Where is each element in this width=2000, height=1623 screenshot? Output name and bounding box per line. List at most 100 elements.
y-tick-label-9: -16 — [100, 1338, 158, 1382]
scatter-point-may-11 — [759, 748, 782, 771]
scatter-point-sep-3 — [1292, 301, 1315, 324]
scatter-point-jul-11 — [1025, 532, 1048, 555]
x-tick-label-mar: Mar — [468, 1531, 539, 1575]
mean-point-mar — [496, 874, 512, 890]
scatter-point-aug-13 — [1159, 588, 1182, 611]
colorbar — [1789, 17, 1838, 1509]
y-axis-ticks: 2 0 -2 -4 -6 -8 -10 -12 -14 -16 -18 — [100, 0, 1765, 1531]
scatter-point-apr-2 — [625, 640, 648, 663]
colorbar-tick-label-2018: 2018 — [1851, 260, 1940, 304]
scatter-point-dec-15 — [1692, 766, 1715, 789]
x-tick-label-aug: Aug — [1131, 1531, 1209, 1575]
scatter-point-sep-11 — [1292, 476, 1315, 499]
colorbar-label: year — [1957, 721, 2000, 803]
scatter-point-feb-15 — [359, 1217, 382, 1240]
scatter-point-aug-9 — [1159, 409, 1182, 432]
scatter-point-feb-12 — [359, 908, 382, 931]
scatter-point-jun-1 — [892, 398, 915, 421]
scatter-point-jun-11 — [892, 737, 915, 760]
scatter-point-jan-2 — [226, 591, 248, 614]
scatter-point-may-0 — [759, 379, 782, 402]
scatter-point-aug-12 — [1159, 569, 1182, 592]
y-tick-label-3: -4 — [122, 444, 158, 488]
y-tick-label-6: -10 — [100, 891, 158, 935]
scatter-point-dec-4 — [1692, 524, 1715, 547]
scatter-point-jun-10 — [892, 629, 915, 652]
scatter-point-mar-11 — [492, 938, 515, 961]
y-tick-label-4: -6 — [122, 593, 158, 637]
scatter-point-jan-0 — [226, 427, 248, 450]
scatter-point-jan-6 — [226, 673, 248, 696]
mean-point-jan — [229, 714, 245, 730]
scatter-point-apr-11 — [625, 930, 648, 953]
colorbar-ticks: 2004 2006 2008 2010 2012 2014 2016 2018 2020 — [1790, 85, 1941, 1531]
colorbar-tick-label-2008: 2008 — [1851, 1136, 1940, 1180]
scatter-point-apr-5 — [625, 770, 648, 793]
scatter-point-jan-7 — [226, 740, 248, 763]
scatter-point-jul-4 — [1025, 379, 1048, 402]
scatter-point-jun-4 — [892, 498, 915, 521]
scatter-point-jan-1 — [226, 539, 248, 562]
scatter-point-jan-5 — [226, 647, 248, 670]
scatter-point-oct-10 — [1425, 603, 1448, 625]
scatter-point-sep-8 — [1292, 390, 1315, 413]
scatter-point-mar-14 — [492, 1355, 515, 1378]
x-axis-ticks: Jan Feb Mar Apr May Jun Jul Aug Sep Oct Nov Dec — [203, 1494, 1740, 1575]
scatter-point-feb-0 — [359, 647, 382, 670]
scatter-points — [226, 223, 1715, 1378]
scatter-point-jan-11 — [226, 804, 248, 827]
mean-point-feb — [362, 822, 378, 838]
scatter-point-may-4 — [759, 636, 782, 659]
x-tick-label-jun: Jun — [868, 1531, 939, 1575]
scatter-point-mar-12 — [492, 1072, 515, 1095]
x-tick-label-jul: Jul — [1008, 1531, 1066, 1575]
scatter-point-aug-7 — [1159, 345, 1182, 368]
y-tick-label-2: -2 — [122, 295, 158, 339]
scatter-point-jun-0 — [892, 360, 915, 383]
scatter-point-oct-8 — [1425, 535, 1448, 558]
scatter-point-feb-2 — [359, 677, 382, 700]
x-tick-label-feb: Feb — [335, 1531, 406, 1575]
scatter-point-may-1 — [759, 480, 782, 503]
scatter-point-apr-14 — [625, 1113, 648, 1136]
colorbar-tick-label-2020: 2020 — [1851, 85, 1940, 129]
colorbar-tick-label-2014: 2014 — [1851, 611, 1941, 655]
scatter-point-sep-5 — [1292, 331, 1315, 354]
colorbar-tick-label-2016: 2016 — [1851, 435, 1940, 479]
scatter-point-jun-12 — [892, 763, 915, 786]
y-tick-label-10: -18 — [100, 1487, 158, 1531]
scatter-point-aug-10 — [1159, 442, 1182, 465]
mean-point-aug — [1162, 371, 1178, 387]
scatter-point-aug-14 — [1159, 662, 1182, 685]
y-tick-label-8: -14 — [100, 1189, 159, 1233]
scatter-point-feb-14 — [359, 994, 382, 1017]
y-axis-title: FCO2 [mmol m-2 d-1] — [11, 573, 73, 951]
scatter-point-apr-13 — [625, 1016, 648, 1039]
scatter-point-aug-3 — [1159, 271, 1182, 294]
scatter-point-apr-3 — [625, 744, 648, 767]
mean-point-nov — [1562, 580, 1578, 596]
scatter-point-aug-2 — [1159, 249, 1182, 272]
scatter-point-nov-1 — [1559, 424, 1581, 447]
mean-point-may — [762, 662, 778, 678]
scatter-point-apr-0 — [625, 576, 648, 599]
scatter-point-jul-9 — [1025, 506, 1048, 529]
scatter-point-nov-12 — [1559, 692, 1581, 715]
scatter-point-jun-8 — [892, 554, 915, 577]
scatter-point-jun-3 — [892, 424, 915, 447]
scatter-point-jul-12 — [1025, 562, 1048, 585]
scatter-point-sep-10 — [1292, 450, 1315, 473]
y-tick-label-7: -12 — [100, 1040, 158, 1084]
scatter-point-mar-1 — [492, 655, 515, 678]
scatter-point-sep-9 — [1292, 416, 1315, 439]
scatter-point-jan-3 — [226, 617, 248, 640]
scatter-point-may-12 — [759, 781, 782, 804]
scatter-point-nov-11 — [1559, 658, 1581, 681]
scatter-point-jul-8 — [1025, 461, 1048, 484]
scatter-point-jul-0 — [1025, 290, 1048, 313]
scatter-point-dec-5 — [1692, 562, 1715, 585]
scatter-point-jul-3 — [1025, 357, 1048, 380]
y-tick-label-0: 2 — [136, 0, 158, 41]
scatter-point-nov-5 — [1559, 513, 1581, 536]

******************************

▸ **To be done**
Set down every line of the records above word for word, changing nothing.

▸ **Task result**
Where is each element in this width=2000, height=1623 screenshot? Output name and bounding box per line. List at most 100 elements.
y-tick-label-9: -16 — [100, 1338, 158, 1382]
scatter-point-may-11 — [759, 748, 782, 771]
scatter-point-sep-3 — [1292, 301, 1315, 324]
scatter-point-jul-11 — [1025, 532, 1048, 555]
x-tick-label-mar: Mar — [468, 1531, 539, 1575]
mean-point-mar — [496, 874, 512, 890]
scatter-point-aug-13 — [1159, 588, 1182, 611]
colorbar — [1789, 17, 1838, 1509]
y-axis-ticks: 2 0 -2 -4 -6 -8 -10 -12 -14 -16 -18 — [100, 0, 1765, 1531]
scatter-point-apr-2 — [625, 640, 648, 663]
colorbar-tick-label-2018: 2018 — [1851, 260, 1940, 304]
scatter-point-dec-15 — [1692, 766, 1715, 789]
x-tick-label-aug: Aug — [1131, 1531, 1209, 1575]
scatter-point-sep-11 — [1292, 476, 1315, 499]
colorbar-label: year — [1957, 721, 2000, 803]
scatter-point-feb-15 — [359, 1217, 382, 1240]
scatter-point-aug-9 — [1159, 409, 1182, 432]
scatter-point-feb-12 — [359, 908, 382, 931]
scatter-point-jun-1 — [892, 398, 915, 421]
scatter-point-jun-11 — [892, 737, 915, 760]
scatter-point-jan-2 — [226, 591, 248, 614]
scatter-point-may-0 — [759, 379, 782, 402]
scatter-point-aug-12 — [1159, 569, 1182, 592]
y-tick-label-3: -4 — [122, 444, 158, 488]
y-tick-label-6: -10 — [100, 891, 158, 935]
scatter-point-dec-4 — [1692, 524, 1715, 547]
scatter-point-jun-10 — [892, 629, 915, 652]
scatter-point-mar-11 — [492, 938, 515, 961]
y-tick-label-4: -6 — [122, 593, 158, 637]
scatter-point-jan-0 — [226, 427, 248, 450]
scatter-point-jan-6 — [226, 673, 248, 696]
mean-point-jan — [229, 714, 245, 730]
scatter-point-apr-11 — [625, 930, 648, 953]
colorbar-ticks: 2004 2006 2008 2010 2012 2014 2016 2018 2020 — [1790, 85, 1941, 1531]
colorbar-tick-label-2008: 2008 — [1851, 1136, 1940, 1180]
scatter-point-apr-5 — [625, 770, 648, 793]
scatter-point-jan-7 — [226, 740, 248, 763]
scatter-point-jul-4 — [1025, 379, 1048, 402]
scatter-point-jun-4 — [892, 498, 915, 521]
scatter-point-jan-1 — [226, 539, 248, 562]
scatter-point-jan-5 — [226, 647, 248, 670]
scatter-point-oct-10 — [1425, 603, 1448, 625]
scatter-point-sep-8 — [1292, 390, 1315, 413]
scatter-point-mar-14 — [492, 1355, 515, 1378]
x-axis-ticks: Jan Feb Mar Apr May Jun Jul Aug Sep Oct Nov Dec — [203, 1494, 1740, 1575]
scatter-point-feb-0 — [359, 647, 382, 670]
scatter-points — [226, 223, 1715, 1378]
scatter-point-jan-11 — [226, 804, 248, 827]
mean-point-feb — [362, 822, 378, 838]
scatter-point-may-4 — [759, 636, 782, 659]
x-tick-label-jun: Jun — [868, 1531, 939, 1575]
scatter-point-mar-12 — [492, 1072, 515, 1095]
x-tick-label-jul: Jul — [1008, 1531, 1066, 1575]
scatter-point-aug-7 — [1159, 345, 1182, 368]
y-tick-label-2: -2 — [122, 295, 158, 339]
scatter-point-jun-0 — [892, 360, 915, 383]
scatter-point-oct-8 — [1425, 535, 1448, 558]
scatter-point-feb-2 — [359, 677, 382, 700]
x-tick-label-feb: Feb — [335, 1531, 406, 1575]
scatter-point-may-1 — [759, 480, 782, 503]
scatter-point-apr-14 — [625, 1113, 648, 1136]
colorbar-tick-label-2020: 2020 — [1851, 85, 1940, 129]
colorbar-tick-label-2014: 2014 — [1851, 611, 1941, 655]
scatter-point-sep-5 — [1292, 331, 1315, 354]
colorbar-tick-label-2016: 2016 — [1851, 435, 1940, 479]
scatter-point-jun-12 — [892, 763, 915, 786]
y-tick-label-10: -18 — [100, 1487, 158, 1531]
scatter-point-aug-10 — [1159, 442, 1182, 465]
mean-point-aug — [1162, 371, 1178, 387]
scatter-point-aug-14 — [1159, 662, 1182, 685]
y-tick-label-8: -14 — [100, 1189, 159, 1233]
scatter-point-feb-14 — [359, 994, 382, 1017]
y-axis-title: FCO2 [mmol m-2 d-1] — [11, 573, 73, 951]
scatter-point-apr-13 — [625, 1016, 648, 1039]
scatter-point-aug-3 — [1159, 271, 1182, 294]
scatter-point-apr-3 — [625, 744, 648, 767]
mean-point-nov — [1562, 580, 1578, 596]
scatter-point-aug-2 — [1159, 249, 1182, 272]
scatter-point-nov-1 — [1559, 424, 1581, 447]
mean-point-may — [762, 662, 778, 678]
scatter-point-apr-0 — [625, 576, 648, 599]
scatter-point-jul-9 — [1025, 506, 1048, 529]
scatter-point-nov-12 — [1559, 692, 1581, 715]
scatter-point-jun-8 — [892, 554, 915, 577]
scatter-point-jun-3 — [892, 424, 915, 447]
scatter-point-jul-12 — [1025, 562, 1048, 585]
scatter-point-sep-10 — [1292, 450, 1315, 473]
y-tick-label-7: -12 — [100, 1040, 158, 1084]
scatter-point-mar-1 — [492, 655, 515, 678]
scatter-point-sep-9 — [1292, 416, 1315, 439]
scatter-point-jan-3 — [226, 617, 248, 640]
scatter-point-may-12 — [759, 781, 782, 804]
scatter-point-nov-11 — [1559, 658, 1581, 681]
scatter-point-jul-8 — [1025, 461, 1048, 484]
scatter-point-jul-0 — [1025, 290, 1048, 313]
scatter-point-dec-5 — [1692, 562, 1715, 585]
scatter-point-jul-3 — [1025, 357, 1048, 380]
y-tick-label-0: 2 — [136, 0, 158, 41]
scatter-point-nov-5 — [1559, 513, 1581, 536]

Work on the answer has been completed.